- _Written exercise_:
Only the number is wanted: how many lines contain the string "Mark"?

- _Dataset excerpts_:
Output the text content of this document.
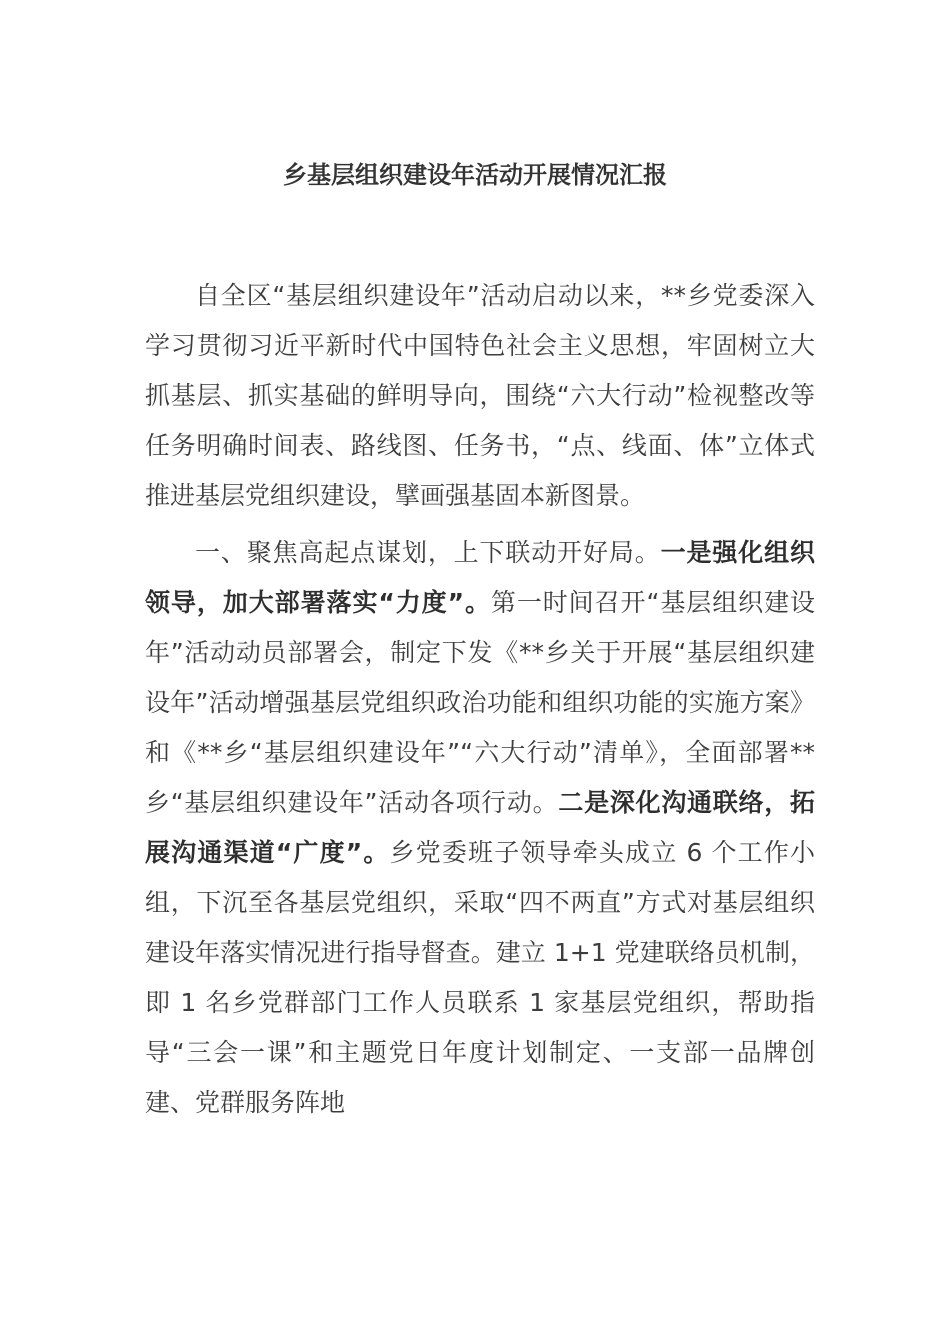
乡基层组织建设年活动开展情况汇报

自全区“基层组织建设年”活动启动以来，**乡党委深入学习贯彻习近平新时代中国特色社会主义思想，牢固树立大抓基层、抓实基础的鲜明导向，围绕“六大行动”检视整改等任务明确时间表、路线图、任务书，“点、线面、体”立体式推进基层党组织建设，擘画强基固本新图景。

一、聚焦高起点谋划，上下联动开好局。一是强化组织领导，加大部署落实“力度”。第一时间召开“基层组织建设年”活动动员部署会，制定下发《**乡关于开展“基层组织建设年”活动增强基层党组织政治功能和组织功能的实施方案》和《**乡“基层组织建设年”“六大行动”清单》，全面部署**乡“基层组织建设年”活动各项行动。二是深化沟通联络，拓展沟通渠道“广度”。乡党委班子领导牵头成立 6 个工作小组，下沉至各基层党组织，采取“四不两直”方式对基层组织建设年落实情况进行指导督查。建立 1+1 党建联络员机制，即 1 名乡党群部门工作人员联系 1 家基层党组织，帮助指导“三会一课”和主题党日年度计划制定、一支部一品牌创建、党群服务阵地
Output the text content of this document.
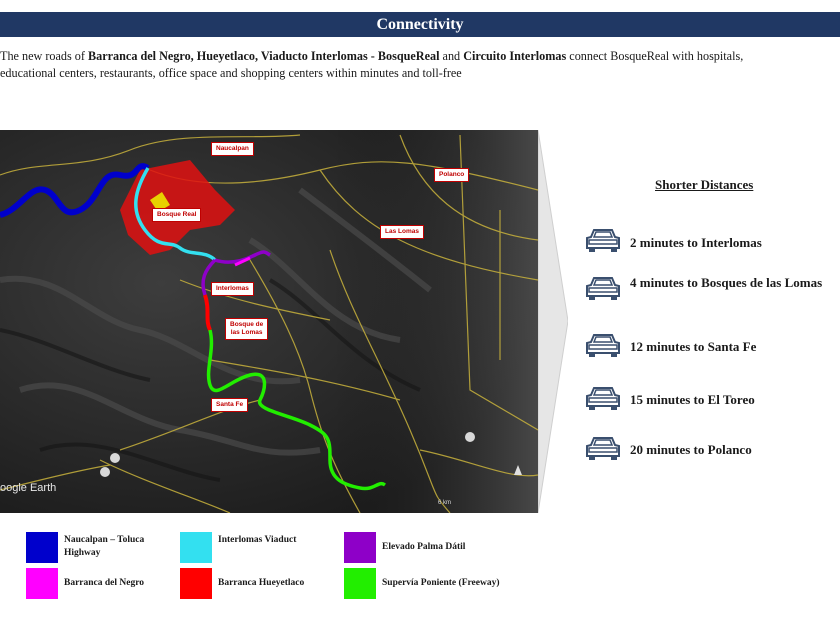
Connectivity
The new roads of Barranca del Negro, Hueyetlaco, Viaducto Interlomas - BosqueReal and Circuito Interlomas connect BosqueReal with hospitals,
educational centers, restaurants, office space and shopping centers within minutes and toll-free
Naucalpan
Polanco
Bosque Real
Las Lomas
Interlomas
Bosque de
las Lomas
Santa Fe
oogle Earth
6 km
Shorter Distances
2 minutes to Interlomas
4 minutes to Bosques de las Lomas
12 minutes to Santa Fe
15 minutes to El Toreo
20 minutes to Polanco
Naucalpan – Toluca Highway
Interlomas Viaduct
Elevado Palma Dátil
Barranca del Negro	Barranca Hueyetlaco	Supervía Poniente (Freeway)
--
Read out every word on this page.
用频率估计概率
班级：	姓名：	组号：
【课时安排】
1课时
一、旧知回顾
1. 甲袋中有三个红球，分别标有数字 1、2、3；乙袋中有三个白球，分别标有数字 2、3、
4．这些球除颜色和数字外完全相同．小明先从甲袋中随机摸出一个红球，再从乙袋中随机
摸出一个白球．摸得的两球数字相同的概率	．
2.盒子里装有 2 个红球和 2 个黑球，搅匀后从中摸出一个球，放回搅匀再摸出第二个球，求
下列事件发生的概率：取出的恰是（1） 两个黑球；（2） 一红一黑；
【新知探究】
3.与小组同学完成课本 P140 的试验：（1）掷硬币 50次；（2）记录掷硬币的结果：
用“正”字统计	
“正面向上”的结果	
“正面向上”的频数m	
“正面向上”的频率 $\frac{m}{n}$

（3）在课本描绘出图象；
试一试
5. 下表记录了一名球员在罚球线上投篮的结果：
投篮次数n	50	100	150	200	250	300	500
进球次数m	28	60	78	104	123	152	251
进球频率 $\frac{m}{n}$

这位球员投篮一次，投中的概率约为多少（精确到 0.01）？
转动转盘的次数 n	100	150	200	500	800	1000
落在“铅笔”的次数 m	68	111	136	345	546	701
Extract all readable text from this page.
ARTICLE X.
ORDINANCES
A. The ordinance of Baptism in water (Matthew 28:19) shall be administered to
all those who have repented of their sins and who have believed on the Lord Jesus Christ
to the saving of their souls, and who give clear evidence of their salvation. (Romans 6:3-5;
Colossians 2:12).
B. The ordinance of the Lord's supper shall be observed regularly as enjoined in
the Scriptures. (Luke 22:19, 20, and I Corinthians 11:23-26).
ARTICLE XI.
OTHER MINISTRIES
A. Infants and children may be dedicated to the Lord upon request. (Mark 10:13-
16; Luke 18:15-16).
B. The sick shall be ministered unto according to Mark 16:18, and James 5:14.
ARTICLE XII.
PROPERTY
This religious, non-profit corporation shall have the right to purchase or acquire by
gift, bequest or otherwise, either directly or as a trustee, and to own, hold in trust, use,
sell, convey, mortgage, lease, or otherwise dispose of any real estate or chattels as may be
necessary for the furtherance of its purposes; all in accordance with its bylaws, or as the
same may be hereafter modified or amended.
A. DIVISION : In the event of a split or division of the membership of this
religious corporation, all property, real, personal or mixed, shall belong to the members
==
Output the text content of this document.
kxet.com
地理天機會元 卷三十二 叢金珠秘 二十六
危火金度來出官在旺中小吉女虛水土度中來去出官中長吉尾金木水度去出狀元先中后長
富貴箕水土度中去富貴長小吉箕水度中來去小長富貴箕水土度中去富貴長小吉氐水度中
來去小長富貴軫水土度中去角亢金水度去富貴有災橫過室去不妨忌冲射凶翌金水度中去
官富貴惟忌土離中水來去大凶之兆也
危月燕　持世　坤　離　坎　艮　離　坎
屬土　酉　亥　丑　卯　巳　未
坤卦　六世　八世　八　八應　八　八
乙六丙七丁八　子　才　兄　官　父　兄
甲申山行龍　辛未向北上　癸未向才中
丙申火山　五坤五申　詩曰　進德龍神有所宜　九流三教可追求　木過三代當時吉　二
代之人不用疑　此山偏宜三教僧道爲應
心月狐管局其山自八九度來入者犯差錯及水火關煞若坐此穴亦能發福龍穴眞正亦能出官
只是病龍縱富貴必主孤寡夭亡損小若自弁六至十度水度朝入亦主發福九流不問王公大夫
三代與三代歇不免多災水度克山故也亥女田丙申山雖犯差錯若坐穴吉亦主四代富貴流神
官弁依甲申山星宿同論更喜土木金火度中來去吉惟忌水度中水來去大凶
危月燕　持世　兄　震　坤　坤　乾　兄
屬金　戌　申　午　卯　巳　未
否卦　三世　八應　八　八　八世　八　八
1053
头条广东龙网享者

- _Worked solution_:
2